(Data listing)
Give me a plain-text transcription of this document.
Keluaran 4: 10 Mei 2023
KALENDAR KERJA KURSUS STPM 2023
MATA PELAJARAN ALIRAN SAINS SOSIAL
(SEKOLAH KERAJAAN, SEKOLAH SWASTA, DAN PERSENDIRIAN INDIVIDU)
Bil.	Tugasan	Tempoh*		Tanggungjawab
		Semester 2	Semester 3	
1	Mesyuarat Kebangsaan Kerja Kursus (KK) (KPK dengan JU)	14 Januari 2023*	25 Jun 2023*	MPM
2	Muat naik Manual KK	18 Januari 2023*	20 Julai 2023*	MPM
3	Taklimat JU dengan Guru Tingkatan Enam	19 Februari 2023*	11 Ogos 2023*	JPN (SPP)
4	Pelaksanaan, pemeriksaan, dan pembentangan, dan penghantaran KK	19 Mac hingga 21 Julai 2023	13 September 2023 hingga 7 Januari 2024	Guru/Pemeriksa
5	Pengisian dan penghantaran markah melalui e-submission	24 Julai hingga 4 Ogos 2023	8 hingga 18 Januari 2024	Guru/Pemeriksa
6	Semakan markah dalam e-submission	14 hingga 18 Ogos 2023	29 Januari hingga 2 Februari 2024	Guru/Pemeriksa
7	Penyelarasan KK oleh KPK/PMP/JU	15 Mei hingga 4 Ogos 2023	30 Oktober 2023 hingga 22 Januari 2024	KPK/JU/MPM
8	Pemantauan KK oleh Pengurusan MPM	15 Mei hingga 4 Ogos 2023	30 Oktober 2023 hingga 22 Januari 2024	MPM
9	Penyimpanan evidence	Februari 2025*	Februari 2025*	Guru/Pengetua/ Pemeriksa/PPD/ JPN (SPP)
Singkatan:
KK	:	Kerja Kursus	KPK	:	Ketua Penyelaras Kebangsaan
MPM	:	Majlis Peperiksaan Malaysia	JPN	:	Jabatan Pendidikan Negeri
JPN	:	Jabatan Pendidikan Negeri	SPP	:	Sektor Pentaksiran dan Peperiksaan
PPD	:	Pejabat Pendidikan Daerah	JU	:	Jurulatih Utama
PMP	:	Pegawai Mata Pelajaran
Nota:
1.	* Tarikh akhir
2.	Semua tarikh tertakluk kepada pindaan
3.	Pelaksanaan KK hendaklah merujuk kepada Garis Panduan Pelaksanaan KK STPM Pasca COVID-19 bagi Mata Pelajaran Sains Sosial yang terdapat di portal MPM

Exercise task
Every entry above needs to be quoted exactly.

The solution
Give me a plain-text transcription of this document.
Keluaran 4: 10 Mei 2023
KALENDAR KERJA KURSUS STPM 2023
MATA PELAJARAN ALIRAN SAINS SOSIAL
(SEKOLAH KERAJAAN, SEKOLAH SWASTA, DAN PERSENDIRIAN INDIVIDU)
Bil.	Tugasan	Tempoh*		Tanggungjawab
		Semester 2	Semester 3	
1	Mesyuarat Kebangsaan Kerja Kursus (KK) (KPK dengan JU)	14 Januari 2023*	25 Jun 2023*	MPM
2	Muat naik Manual KK	18 Januari 2023*	20 Julai 2023*	MPM
3	Taklimat JU dengan Guru Tingkatan Enam	19 Februari 2023*	11 Ogos 2023*	JPN (SPP)
4	Pelaksanaan, pemeriksaan, dan pembentangan, dan penghantaran KK	19 Mac hingga 21 Julai 2023	13 September 2023 hingga 7 Januari 2024	Guru/Pemeriksa
5	Pengisian dan penghantaran markah melalui e-submission	24 Julai hingga 4 Ogos 2023	8 hingga 18 Januari 2024	Guru/Pemeriksa
6	Semakan markah dalam e-submission	14 hingga 18 Ogos 2023	29 Januari hingga 2 Februari 2024	Guru/Pemeriksa
7	Penyelarasan KK oleh KPK/PMP/JU	15 Mei hingga 4 Ogos 2023	30 Oktober 2023 hingga 22 Januari 2024	KPK/JU/MPM
8	Pemantauan KK oleh Pengurusan MPM	15 Mei hingga 4 Ogos 2023	30 Oktober 2023 hingga 22 Januari 2024	MPM
9	Penyimpanan evidence	Februari 2025*	Februari 2025*	Guru/Pengetua/ Pemeriksa/PPD/ JPN (SPP)
Singkatan:
KK	:	Kerja Kursus	KPK	:	Ketua Penyelaras Kebangsaan
MPM	:	Majlis Peperiksaan Malaysia	JPN	:	Jabatan Pendidikan Negeri
JPN	:	Jabatan Pendidikan Negeri	SPP	:	Sektor Pentaksiran dan Peperiksaan
PPD	:	Pejabat Pendidikan Daerah	JU	:	Jurulatih Utama
PMP	:	Pegawai Mata Pelajaran
Nota:
1.	* Tarikh akhir
2.	Semua tarikh tertakluk kepada pindaan
3.	Pelaksanaan KK hendaklah merujuk kepada Garis Panduan Pelaksanaan KK STPM Pasca COVID-19 bagi Mata Pelajaran Sains Sosial yang terdapat di portal MPM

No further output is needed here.